Supplied material start

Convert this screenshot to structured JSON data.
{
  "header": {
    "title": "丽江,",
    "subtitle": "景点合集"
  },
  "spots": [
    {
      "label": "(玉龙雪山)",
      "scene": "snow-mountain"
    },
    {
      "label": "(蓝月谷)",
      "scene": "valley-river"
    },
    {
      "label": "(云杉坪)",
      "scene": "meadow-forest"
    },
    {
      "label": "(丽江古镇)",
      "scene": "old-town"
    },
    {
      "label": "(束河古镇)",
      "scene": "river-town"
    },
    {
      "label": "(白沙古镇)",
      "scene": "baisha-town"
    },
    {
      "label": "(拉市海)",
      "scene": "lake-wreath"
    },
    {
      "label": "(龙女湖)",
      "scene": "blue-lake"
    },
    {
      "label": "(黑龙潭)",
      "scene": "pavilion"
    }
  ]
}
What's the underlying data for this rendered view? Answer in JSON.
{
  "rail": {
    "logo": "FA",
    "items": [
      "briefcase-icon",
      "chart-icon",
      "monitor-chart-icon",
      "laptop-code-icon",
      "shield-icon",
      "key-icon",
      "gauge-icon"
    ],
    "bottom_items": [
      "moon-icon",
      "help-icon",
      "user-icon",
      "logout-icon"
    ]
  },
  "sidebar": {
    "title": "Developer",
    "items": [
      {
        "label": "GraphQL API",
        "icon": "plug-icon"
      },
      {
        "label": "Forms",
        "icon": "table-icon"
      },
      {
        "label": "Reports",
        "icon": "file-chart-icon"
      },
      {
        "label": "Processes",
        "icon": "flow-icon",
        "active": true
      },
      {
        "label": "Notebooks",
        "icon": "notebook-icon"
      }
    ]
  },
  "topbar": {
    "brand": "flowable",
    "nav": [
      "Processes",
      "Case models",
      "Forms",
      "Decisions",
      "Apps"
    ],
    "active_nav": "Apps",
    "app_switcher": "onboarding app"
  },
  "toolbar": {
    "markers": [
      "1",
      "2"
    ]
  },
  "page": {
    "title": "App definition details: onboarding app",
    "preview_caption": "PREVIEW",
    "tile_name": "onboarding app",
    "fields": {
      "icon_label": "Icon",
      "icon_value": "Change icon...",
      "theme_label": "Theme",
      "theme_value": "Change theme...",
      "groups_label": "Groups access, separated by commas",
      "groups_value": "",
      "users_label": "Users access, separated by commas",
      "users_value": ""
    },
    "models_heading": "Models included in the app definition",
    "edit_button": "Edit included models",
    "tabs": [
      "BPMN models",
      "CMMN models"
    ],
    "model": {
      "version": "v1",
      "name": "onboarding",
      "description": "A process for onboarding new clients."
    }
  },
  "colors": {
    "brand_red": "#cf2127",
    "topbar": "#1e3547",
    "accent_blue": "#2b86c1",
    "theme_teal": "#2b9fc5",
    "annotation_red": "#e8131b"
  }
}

Supplied material end

* _Requirement_
In the records above, locate the lines holding the word "river". Copy each of them.

* _Full solution_
      "scene": "valley-river"
      "scene": "river-town"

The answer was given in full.